- **Aim of the task**
Give the data below again exactly as it stands. Omit the pictures.

- **Material provided**

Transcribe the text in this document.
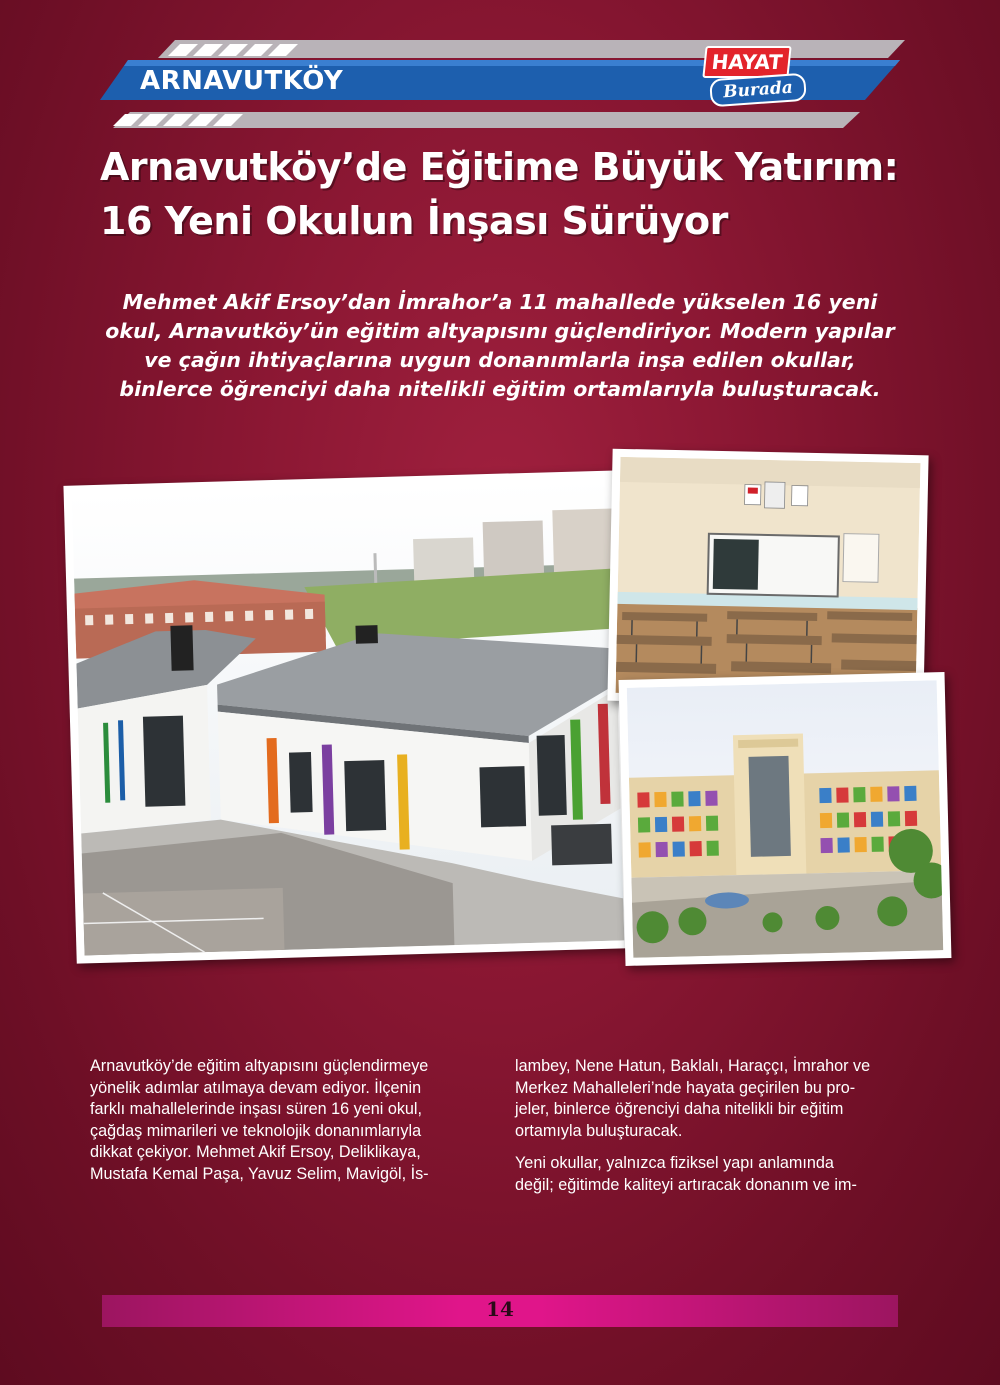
ARNAVUTKÖY
HAYAT
Burada
Arnavutköy’de Eğitime Büyük Yatırım:
16 Yeni Okulun İnşası Sürüyor
Mehmet Akif Ersoy’dan İmrahor’a 11 mahallede yükselen 16 yeni
okul, Arnavutköy’ün eğitim altyapısını güçlendiriyor. Modern yapılar
ve çağın ihtiyaçlarına uygun donanımlarla inşa edilen okullar,
binlerce öğrenciyi daha nitelikli eğitim ortamlarıyla buluşturacak.
Arnavutköy’de eğitim altyapısını güçlendirmeye
yönelik adımlar atılmaya devam ediyor. İlçenin
farklı mahallelerinde inşası süren 16 yeni okul,
çağdaş mimarileri ve teknolojik donanımlarıyla
dikkat çekiyor. Mehmet Akif Ersoy, Deliklikaya,
Mustafa Kemal Paşa, Yavuz Selim, Mavigöl, İs-
lambey, Nene Hatun, Baklalı, Haraççı, İmrahor ve
Merkez Mahalleleri’nde hayata geçirilen bu pro-
jeler, binlerce öğrenciyi daha nitelikli bir eğitim
ortamıyla buluşturacak.
Yeni okullar, yalnızca fiziksel yapı anlamında
değil; eğitimde kaliteyi artıracak donanım ve im-
14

- **Output**
Transcribe the text in this document.
ARNAVUTKÖY
HAYAT
Burada
Arnavutköy’de Eğitime Büyük Yatırım:
16 Yeni Okulun İnşası Sürüyor
Mehmet Akif Ersoy’dan İmrahor’a 11 mahallede yükselen 16 yeni
okul, Arnavutköy’ün eğitim altyapısını güçlendiriyor. Modern yapılar
ve çağın ihtiyaçlarına uygun donanımlarla inşa edilen okullar,
binlerce öğrenciyi daha nitelikli eğitim ortamlarıyla buluşturacak.
Arnavutköy’de eğitim altyapısını güçlendirmeye
yönelik adımlar atılmaya devam ediyor. İlçenin
farklı mahallelerinde inşası süren 16 yeni okul,
çağdaş mimarileri ve teknolojik donanımlarıyla
dikkat çekiyor. Mehmet Akif Ersoy, Deliklikaya,
Mustafa Kemal Paşa, Yavuz Selim, Mavigöl, İs-
lambey, Nene Hatun, Baklalı, Haraççı, İmrahor ve
Merkez Mahalleleri’nde hayata geçirilen bu pro-
jeler, binlerce öğrenciyi daha nitelikli bir eğitim
ortamıyla buluşturacak.
Yeni okullar, yalnızca fiziksel yapı anlamında
değil; eğitimde kaliteyi artıracak donanım ve im-
14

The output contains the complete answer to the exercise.